__Instructions to follow__
Can you retype every record below exactly as written?

__Data records__
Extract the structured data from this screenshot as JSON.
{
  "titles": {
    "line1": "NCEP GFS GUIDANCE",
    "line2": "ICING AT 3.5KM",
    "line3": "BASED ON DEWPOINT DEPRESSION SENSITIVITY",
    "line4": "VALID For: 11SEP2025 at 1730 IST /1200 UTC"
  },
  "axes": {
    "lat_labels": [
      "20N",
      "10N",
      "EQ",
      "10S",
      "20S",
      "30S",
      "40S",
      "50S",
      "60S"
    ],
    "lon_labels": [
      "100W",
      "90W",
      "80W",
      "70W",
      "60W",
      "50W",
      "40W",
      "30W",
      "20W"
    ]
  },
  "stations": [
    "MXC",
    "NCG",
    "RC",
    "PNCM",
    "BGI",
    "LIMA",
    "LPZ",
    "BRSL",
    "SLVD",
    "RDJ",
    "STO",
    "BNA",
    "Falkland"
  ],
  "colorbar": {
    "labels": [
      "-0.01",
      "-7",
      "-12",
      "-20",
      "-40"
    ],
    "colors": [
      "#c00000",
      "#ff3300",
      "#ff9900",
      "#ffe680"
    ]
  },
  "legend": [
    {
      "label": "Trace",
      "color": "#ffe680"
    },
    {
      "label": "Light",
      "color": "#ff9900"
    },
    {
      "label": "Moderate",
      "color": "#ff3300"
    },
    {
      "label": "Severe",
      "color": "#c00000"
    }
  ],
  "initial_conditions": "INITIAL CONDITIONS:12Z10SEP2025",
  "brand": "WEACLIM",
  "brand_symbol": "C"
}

__Complete output__
Extract the structured data from this screenshot as JSON.
{
  "titles": {
    "line1": "NCEP GFS GUIDANCE",
    "line2": "ICING AT 3.5KM",
    "line3": "BASED ON DEWPOINT DEPRESSION SENSITIVITY",
    "line4": "VALID For: 11SEP2025 at 1730 IST /1200 UTC"
  },
  "axes": {
    "lat_labels": [
      "20N",
      "10N",
      "EQ",
      "10S",
      "20S",
      "30S",
      "40S",
      "50S",
      "60S"
    ],
    "lon_labels": [
      "100W",
      "90W",
      "80W",
      "70W",
      "60W",
      "50W",
      "40W",
      "30W",
      "20W"
    ]
  },
  "stations": [
    "MXC",
    "NCG",
    "RC",
    "PNCM",
    "BGI",
    "LIMA",
    "LPZ",
    "BRSL",
    "SLVD",
    "RDJ",
    "STO",
    "BNA",
    "Falkland"
  ],
  "colorbar": {
    "labels": [
      "-0.01",
      "-7",
      "-12",
      "-20",
      "-40"
    ],
    "colors": [
      "#c00000",
      "#ff3300",
      "#ff9900",
      "#ffe680"
    ]
  },
  "legend": [
    {
      "label": "Trace",
      "color": "#ffe680"
    },
    {
      "label": "Light",
      "color": "#ff9900"
    },
    {
      "label": "Moderate",
      "color": "#ff3300"
    },
    {
      "label": "Severe",
      "color": "#c00000"
    }
  ],
  "initial_conditions": "INITIAL CONDITIONS:12Z10SEP2025",
  "brand": "WEACLIM",
  "brand_symbol": "C"
}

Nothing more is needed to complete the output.